WHAT TO DO: Set down each entry from the block beneath, exactly as written.

DATA ENTRIES:
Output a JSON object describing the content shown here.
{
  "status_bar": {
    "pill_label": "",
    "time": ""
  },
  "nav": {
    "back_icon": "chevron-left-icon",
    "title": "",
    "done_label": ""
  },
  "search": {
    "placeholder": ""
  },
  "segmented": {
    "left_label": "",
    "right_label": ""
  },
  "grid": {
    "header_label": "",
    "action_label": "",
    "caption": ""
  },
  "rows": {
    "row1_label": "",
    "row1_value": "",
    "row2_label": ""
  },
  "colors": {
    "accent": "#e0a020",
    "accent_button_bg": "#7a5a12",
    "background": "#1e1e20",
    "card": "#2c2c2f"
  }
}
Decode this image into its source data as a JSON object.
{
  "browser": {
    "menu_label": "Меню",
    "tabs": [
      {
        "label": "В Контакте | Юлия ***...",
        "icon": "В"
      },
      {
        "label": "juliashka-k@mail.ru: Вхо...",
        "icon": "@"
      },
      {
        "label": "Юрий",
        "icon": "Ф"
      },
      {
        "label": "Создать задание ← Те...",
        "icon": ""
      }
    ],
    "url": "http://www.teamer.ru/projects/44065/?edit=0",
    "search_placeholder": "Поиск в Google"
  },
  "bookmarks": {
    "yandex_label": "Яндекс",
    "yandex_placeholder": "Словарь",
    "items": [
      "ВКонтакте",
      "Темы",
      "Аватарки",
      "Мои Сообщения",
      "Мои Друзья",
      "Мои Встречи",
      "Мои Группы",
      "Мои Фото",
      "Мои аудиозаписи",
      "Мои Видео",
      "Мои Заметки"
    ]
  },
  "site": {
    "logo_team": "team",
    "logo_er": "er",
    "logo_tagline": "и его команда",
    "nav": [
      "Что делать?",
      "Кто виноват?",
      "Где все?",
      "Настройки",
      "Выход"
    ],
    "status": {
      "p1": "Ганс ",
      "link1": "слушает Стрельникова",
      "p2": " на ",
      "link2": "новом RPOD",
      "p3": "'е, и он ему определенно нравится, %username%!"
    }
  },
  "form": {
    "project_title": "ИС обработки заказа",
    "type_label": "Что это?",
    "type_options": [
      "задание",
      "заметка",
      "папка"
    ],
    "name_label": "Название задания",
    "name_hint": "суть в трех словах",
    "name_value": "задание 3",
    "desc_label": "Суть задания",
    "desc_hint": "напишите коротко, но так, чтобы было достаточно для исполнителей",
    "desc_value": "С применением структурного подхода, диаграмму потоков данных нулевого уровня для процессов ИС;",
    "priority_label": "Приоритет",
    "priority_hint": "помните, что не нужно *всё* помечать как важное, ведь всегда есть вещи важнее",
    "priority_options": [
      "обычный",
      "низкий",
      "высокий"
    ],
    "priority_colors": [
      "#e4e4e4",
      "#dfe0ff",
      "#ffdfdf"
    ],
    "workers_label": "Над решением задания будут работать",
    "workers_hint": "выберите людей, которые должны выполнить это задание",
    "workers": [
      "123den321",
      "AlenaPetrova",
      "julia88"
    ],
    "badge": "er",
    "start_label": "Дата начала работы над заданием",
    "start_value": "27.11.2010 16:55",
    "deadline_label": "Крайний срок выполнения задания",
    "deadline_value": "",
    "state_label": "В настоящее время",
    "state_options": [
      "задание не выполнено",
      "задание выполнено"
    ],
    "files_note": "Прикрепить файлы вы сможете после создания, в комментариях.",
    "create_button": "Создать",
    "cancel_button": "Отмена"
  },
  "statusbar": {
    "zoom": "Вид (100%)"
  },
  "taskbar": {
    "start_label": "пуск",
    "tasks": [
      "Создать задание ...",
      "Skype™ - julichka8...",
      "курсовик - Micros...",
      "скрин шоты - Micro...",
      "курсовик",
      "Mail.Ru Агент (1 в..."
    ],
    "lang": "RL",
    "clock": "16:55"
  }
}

PROBLEM SOLUTION:
Output a JSON object describing the content shown here.
{
  "status_bar": {
    "pill_label": "",
    "time": ""
  },
  "nav": {
    "back_icon": "chevron-left-icon",
    "title": "",
    "done_label": ""
  },
  "search": {
    "placeholder": ""
  },
  "segmented": {
    "left_label": "",
    "right_label": ""
  },
  "grid": {
    "header_label": "",
    "action_label": "",
    "caption": ""
  },
  "rows": {
    "row1_label": "",
    "row1_value": "",
    "row2_label": ""
  },
  "colors": {
    "accent": "#e0a020",
    "accent_button_bg": "#7a5a12",
    "background": "#1e1e20",
    "card": "#2c2c2f"
  }
}
Decode this image into its source data as a JSON object.
{
  "browser": {
    "menu_label": "Меню",
    "tabs": [
      {
        "label": "В Контакте | Юлия ***...",
        "icon": "В"
      },
      {
        "label": "juliashka-k@mail.ru: Вхо...",
        "icon": "@"
      },
      {
        "label": "Юрий",
        "icon": "Ф"
      },
      {
        "label": "Создать задание ← Те...",
        "icon": ""
      }
    ],
    "url": "http://www.teamer.ru/projects/44065/?edit=0",
    "search_placeholder": "Поиск в Google"
  },
  "bookmarks": {
    "yandex_label": "Яндекс",
    "yandex_placeholder": "Словарь",
    "items": [
      "ВКонтакте",
      "Темы",
      "Аватарки",
      "Мои Сообщения",
      "Мои Друзья",
      "Мои Встречи",
      "Мои Группы",
      "Мои Фото",
      "Мои аудиозаписи",
      "Мои Видео",
      "Мои Заметки"
    ]
  },
  "site": {
    "logo_team": "team",
    "logo_er": "er",
    "logo_tagline": "и его команда",
    "nav": [
      "Что делать?",
      "Кто виноват?",
      "Где все?",
      "Настройки",
      "Выход"
    ],
    "status": {
      "p1": "Ганс ",
      "link1": "слушает Стрельникова",
      "p2": " на ",
      "link2": "новом RPOD",
      "p3": "'е, и он ему определенно нравится, %username%!"
    }
  },
  "form": {
    "project_title": "ИС обработки заказа",
    "type_label": "Что это?",
    "type_options": [
      "задание",
      "заметка",
      "папка"
    ],
    "name_label": "Название задания",
    "name_hint": "суть в трех словах",
    "name_value": "задание 3",
    "desc_label": "Суть задания",
    "desc_hint": "напишите коротко, но так, чтобы было достаточно для исполнителей",
    "desc_value": "С применением структурного подхода, диаграмму потоков данных нулевого уровня для процессов ИС;",
    "priority_label": "Приоритет",
    "priority_hint": "помните, что не нужно *всё* помечать как важное, ведь всегда есть вещи важнее",
    "priority_options": [
      "обычный",
      "низкий",
      "высокий"
    ],
    "priority_colors": [
      "#e4e4e4",
      "#dfe0ff",
      "#ffdfdf"
    ],
    "workers_label": "Над решением задания будут работать",
    "workers_hint": "выберите людей, которые должны выполнить это задание",
    "workers": [
      "123den321",
      "AlenaPetrova",
      "julia88"
    ],
    "badge": "er",
    "start_label": "Дата начала работы над заданием",
    "start_value": "27.11.2010 16:55",
    "deadline_label": "Крайний срок выполнения задания",
    "deadline_value": "",
    "state_label": "В настоящее время",
    "state_options": [
      "задание не выполнено",
      "задание выполнено"
    ],
    "files_note": "Прикрепить файлы вы сможете после создания, в комментариях.",
    "create_button": "Создать",
    "cancel_button": "Отмена"
  },
  "statusbar": {
    "zoom": "Вид (100%)"
  },
  "taskbar": {
    "start_label": "пуск",
    "tasks": [
      "Создать задание ...",
      "Skype™ - julichka8...",
      "курсовик - Micros...",
      "скрин шоты - Micro...",
      "курсовик",
      "Mail.Ru Агент (1 в..."
    ],
    "lang": "RL",
    "clock": "16:55"
  }
}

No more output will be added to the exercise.